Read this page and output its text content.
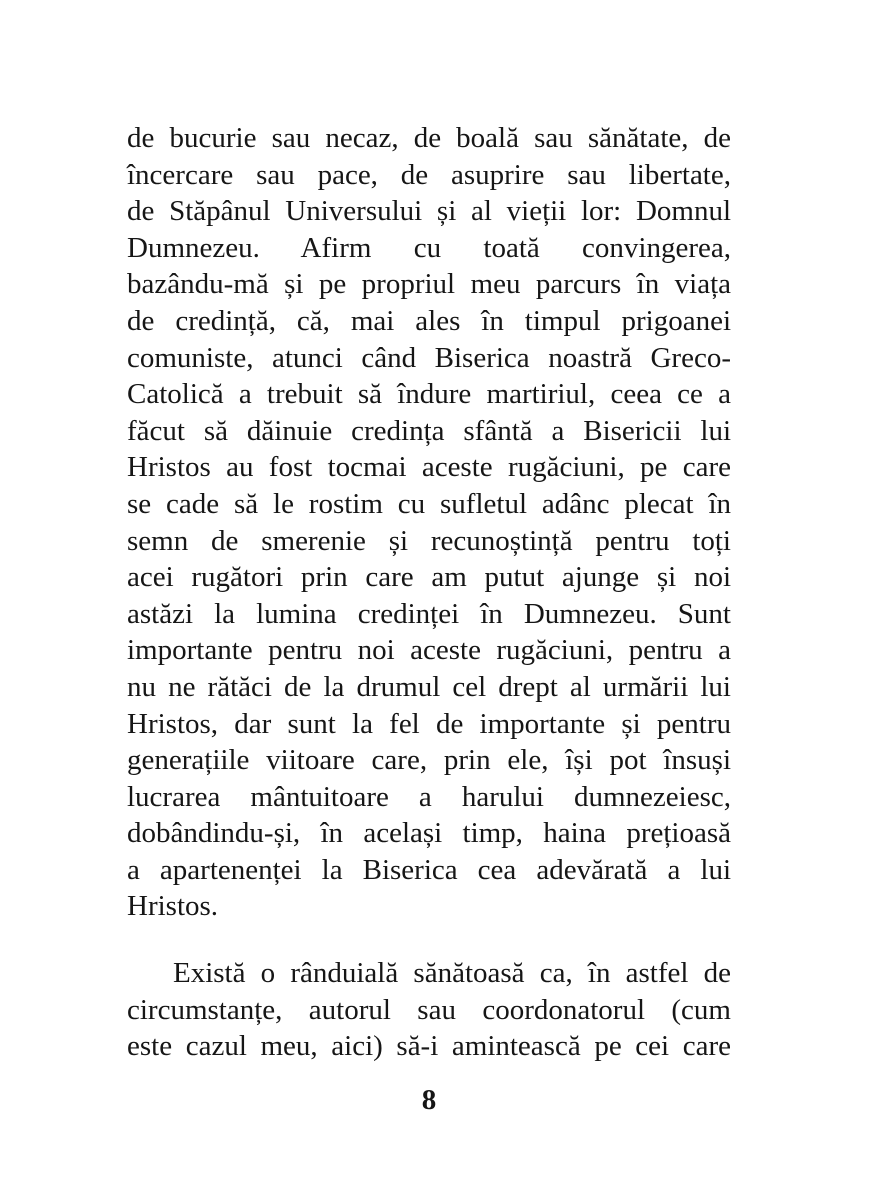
de bucurie sau necaz, de boală sau sănătate, de
încercare sau pace, de asuprire sau libertate,
de Stăpânul Universului și al vieții lor: Domnul
Dumnezeu. Afirm cu toată convingerea,
bazându-mă și pe propriul meu parcurs în viața
de credință, că, mai ales în timpul prigoanei
comuniste, atunci când Biserica noastră Greco-
Catolică a trebuit să îndure martiriul, ceea ce a
făcut să dăinuie credința sfântă a Bisericii lui
Hristos au fost tocmai aceste rugăciuni, pe care
se cade să le rostim cu sufletul adânc plecat în
semn de smerenie și recunoștință pentru toți
acei rugători prin care am putut ajunge și noi
astăzi la lumina credinței în Dumnezeu. Sunt
importante pentru noi aceste rugăciuni, pentru a
nu ne rătăci de la drumul cel drept al urmării lui
Hristos, dar sunt la fel de importante și pentru
generațiile viitoare care, prin ele, își pot însuși
lucrarea mântuitoare a harului dumnezeiesc,
dobândindu-și, în același timp, haina prețioasă
a apartenenței la Biserica cea adevărată a lui
Hristos.
Există o rânduială sănătoasă ca, în astfel de
circumstanțe, autorul sau coordonatorul (cum
este cazul meu, aici) să-i amintească pe cei care
8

___

- _SET PROBLEM_
Copy every line of the data exactly as written, excluding the pictures.

- _THE RESPONSE_
Read this page and output its text content.
de bucurie sau necaz, de boală sau sănătate, de
încercare sau pace, de asuprire sau libertate,
de Stăpânul Universului și al vieții lor: Domnul
Dumnezeu. Afirm cu toată convingerea,
bazându-mă și pe propriul meu parcurs în viața
de credință, că, mai ales în timpul prigoanei
comuniste, atunci când Biserica noastră Greco-
Catolică a trebuit să îndure martiriul, ceea ce a
făcut să dăinuie credința sfântă a Bisericii lui
Hristos au fost tocmai aceste rugăciuni, pe care
se cade să le rostim cu sufletul adânc plecat în
semn de smerenie și recunoștință pentru toți
acei rugători prin care am putut ajunge și noi
astăzi la lumina credinței în Dumnezeu. Sunt
importante pentru noi aceste rugăciuni, pentru a
nu ne rătăci de la drumul cel drept al urmării lui
Hristos, dar sunt la fel de importante și pentru
generațiile viitoare care, prin ele, își pot însuși
lucrarea mântuitoare a harului dumnezeiesc,
dobândindu-și, în același timp, haina prețioasă
a apartenenței la Biserica cea adevărată a lui
Hristos.
Există o rânduială sănătoasă ca, în astfel de
circumstanțe, autorul sau coordonatorul (cum
este cazul meu, aici) să-i amintească pe cei care
8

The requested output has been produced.